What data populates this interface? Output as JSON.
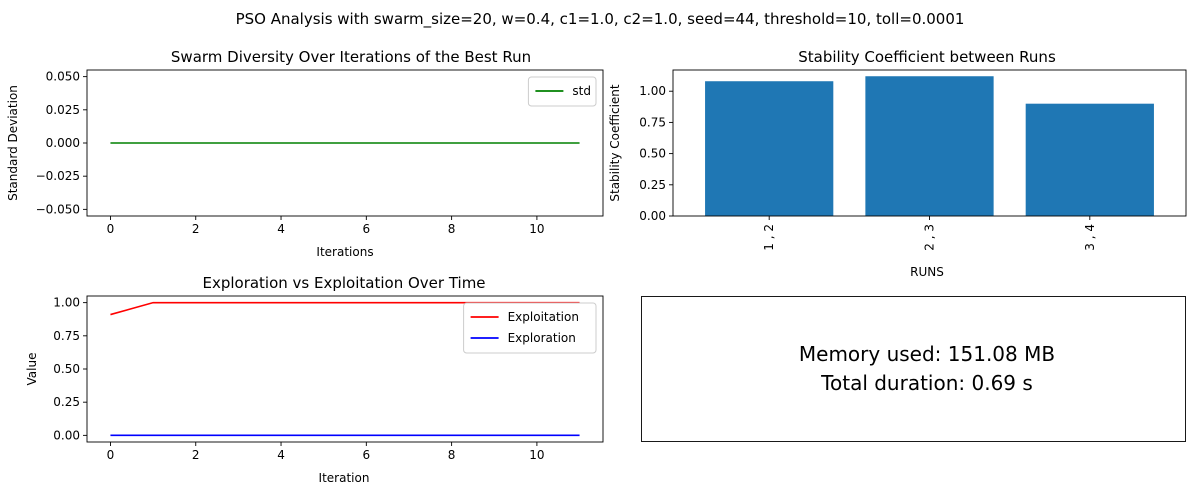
{
  "suptitle": "PSO Analysis with swarm_size=20, w=0.4, c1=1.0, c2=1.0, seed=44, threshold=10, toll=0.0001",
  "chart_data": [
    {
      "type": "line",
      "title": "Swarm Diversity Over Iterations of the Best Run",
      "xlabel": "Iterations",
      "ylabel": "Standard Deviation",
      "xlim": [
        -0.55,
        11.55
      ],
      "ylim": [
        -0.055,
        0.055
      ],
      "xticks": [
        0,
        2,
        4,
        6,
        8,
        10
      ],
      "xtick_labels": [
        "0",
        "2",
        "4",
        "6",
        "8",
        "10"
      ],
      "yticks": [
        -0.05,
        -0.025,
        0.0,
        0.025,
        0.05
      ],
      "ytick_labels": [
        "−0.050",
        "−0.025",
        "0.000",
        "0.025",
        "0.050"
      ],
      "legend": "top-right",
      "series": [
        {
          "name": "std",
          "color": "#008000",
          "x": [
            0,
            1,
            2,
            3,
            4,
            5,
            6,
            7,
            8,
            9,
            10,
            11
          ],
          "y": [
            0,
            0,
            0,
            0,
            0,
            0,
            0,
            0,
            0,
            0,
            0,
            0
          ]
        }
      ]
    },
    {
      "type": "bar",
      "title": "Stability Coefficient between Runs",
      "xlabel": "RUNS",
      "ylabel": "Stability Coefficient",
      "ylim": [
        0,
        1.17
      ],
      "yticks": [
        0.0,
        0.25,
        0.5,
        0.75,
        1.0
      ],
      "ytick_labels": [
        "0.00",
        "0.25",
        "0.50",
        "0.75",
        "1.00"
      ],
      "categories": [
        "1 , 2",
        "2 , 3",
        "3 , 4"
      ],
      "values": [
        1.08,
        1.12,
        0.9
      ],
      "color": "#1f77b4"
    },
    {
      "type": "line",
      "title": "Exploration vs Exploitation Over Time",
      "xlabel": "Iteration",
      "ylabel": "Value",
      "xlim": [
        -0.55,
        11.55
      ],
      "ylim": [
        -0.05,
        1.05
      ],
      "xticks": [
        0,
        2,
        4,
        6,
        8,
        10
      ],
      "xtick_labels": [
        "0",
        "2",
        "4",
        "6",
        "8",
        "10"
      ],
      "yticks": [
        0.0,
        0.25,
        0.5,
        0.75,
        1.0
      ],
      "ytick_labels": [
        "0.00",
        "0.25",
        "0.50",
        "0.75",
        "1.00"
      ],
      "legend": "top-right",
      "series": [
        {
          "name": "Exploitation",
          "color": "#ff0000",
          "x": [
            0,
            1,
            2,
            3,
            4,
            5,
            6,
            7,
            8,
            9,
            10,
            11
          ],
          "y": [
            0.91,
            1,
            1,
            1,
            1,
            1,
            1,
            1,
            1,
            1,
            1,
            1
          ]
        },
        {
          "name": "Exploration",
          "color": "#0000ff",
          "x": [
            0,
            1,
            2,
            3,
            4,
            5,
            6,
            7,
            8,
            9,
            10,
            11
          ],
          "y": [
            0,
            0,
            0,
            0,
            0,
            0,
            0,
            0,
            0,
            0,
            0,
            0
          ]
        }
      ]
    }
  ],
  "info": {
    "memory_text": "Memory used: 151.08 MB",
    "duration_text": "Total duration: 0.69 s"
  }
}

········

§ **What is being asked**
Print all the records again exactly; do not include any picture.

§ **Response**
What data populates this interface? Output as JSON.
{
  "suptitle": "PSO Analysis with swarm_size=20, w=0.4, c1=1.0, c2=1.0, seed=44, threshold=10, toll=0.0001",
  "chart_data": [
    {
      "type": "line",
      "title": "Swarm Diversity Over Iterations of the Best Run",
      "xlabel": "Iterations",
      "ylabel": "Standard Deviation",
      "xlim": [
        -0.55,
        11.55
      ],
      "ylim": [
        -0.055,
        0.055
      ],
      "xticks": [
        0,
        2,
        4,
        6,
        8,
        10
      ],
      "xtick_labels": [
        "0",
        "2",
        "4",
        "6",
        "8",
        "10"
      ],
      "yticks": [
        -0.05,
        -0.025,
        0.0,
        0.025,
        0.05
      ],
      "ytick_labels": [
        "−0.050",
        "−0.025",
        "0.000",
        "0.025",
        "0.050"
      ],
      "legend": "top-right",
      "series": [
        {
          "name": "std",
          "color": "#008000",
          "x": [
            0,
            1,
            2,
            3,
            4,
            5,
            6,
            7,
            8,
            9,
            10,
            11
          ],
          "y": [
            0,
            0,
            0,
            0,
            0,
            0,
            0,
            0,
            0,
            0,
            0,
            0
          ]
        }
      ]
    },
    {
      "type": "bar",
      "title": "Stability Coefficient between Runs",
      "xlabel": "RUNS",
      "ylabel": "Stability Coefficient",
      "ylim": [
        0,
        1.17
      ],
      "yticks": [
        0.0,
        0.25,
        0.5,
        0.75,
        1.0
      ],
      "ytick_labels": [
        "0.00",
        "0.25",
        "0.50",
        "0.75",
        "1.00"
      ],
      "categories": [
        "1 , 2",
        "2 , 3",
        "3 , 4"
      ],
      "values": [
        1.08,
        1.12,
        0.9
      ],
      "color": "#1f77b4"
    },
    {
      "type": "line",
      "title": "Exploration vs Exploitation Over Time",
      "xlabel": "Iteration",
      "ylabel": "Value",
      "xlim": [
        -0.55,
        11.55
      ],
      "ylim": [
        -0.05,
        1.05
      ],
      "xticks": [
        0,
        2,
        4,
        6,
        8,
        10
      ],
      "xtick_labels": [
        "0",
        "2",
        "4",
        "6",
        "8",
        "10"
      ],
      "yticks": [
        0.0,
        0.25,
        0.5,
        0.75,
        1.0
      ],
      "ytick_labels": [
        "0.00",
        "0.25",
        "0.50",
        "0.75",
        "1.00"
      ],
      "legend": "top-right",
      "series": [
        {
          "name": "Exploitation",
          "color": "#ff0000",
          "x": [
            0,
            1,
            2,
            3,
            4,
            5,
            6,
            7,
            8,
            9,
            10,
            11
          ],
          "y": [
            0.91,
            1,
            1,
            1,
            1,
            1,
            1,
            1,
            1,
            1,
            1,
            1
          ]
        },
        {
          "name": "Exploration",
          "color": "#0000ff",
          "x": [
            0,
            1,
            2,
            3,
            4,
            5,
            6,
            7,
            8,
            9,
            10,
            11
          ],
          "y": [
            0,
            0,
            0,
            0,
            0,
            0,
            0,
            0,
            0,
            0,
            0,
            0
          ]
        }
      ]
    }
  ],
  "info": {
    "memory_text": "Memory used: 151.08 MB",
    "duration_text": "Total duration: 0.69 s"
  }
}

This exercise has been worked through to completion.